### Required work
Provide only the number of lines in the records below that include "text".

--*--

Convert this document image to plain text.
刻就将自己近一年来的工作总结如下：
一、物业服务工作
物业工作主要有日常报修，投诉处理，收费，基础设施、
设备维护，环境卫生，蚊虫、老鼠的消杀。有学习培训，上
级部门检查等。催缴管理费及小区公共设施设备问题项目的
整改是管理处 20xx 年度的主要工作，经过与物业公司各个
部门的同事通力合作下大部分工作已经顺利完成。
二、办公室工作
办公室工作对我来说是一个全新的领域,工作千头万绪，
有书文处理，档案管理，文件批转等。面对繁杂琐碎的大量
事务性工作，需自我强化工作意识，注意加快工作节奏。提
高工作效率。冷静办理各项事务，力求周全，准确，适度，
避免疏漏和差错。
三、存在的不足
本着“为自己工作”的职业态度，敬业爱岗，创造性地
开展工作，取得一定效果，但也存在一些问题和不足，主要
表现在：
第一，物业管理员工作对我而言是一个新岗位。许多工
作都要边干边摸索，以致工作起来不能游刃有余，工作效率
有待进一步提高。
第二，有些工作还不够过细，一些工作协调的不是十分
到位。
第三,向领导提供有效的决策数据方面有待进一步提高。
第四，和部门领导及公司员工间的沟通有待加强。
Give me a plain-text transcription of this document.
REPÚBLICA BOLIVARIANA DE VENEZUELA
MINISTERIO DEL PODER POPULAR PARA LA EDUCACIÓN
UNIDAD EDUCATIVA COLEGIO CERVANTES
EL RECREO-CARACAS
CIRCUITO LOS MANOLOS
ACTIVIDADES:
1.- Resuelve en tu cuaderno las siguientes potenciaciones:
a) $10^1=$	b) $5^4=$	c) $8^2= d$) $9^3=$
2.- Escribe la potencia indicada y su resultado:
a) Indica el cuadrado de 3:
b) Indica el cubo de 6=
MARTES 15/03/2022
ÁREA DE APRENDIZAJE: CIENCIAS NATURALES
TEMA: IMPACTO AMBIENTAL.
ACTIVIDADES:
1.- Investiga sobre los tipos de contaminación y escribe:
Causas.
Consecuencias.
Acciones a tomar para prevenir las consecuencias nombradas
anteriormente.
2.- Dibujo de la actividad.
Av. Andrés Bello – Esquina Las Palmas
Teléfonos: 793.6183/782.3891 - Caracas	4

--*--

### The result
2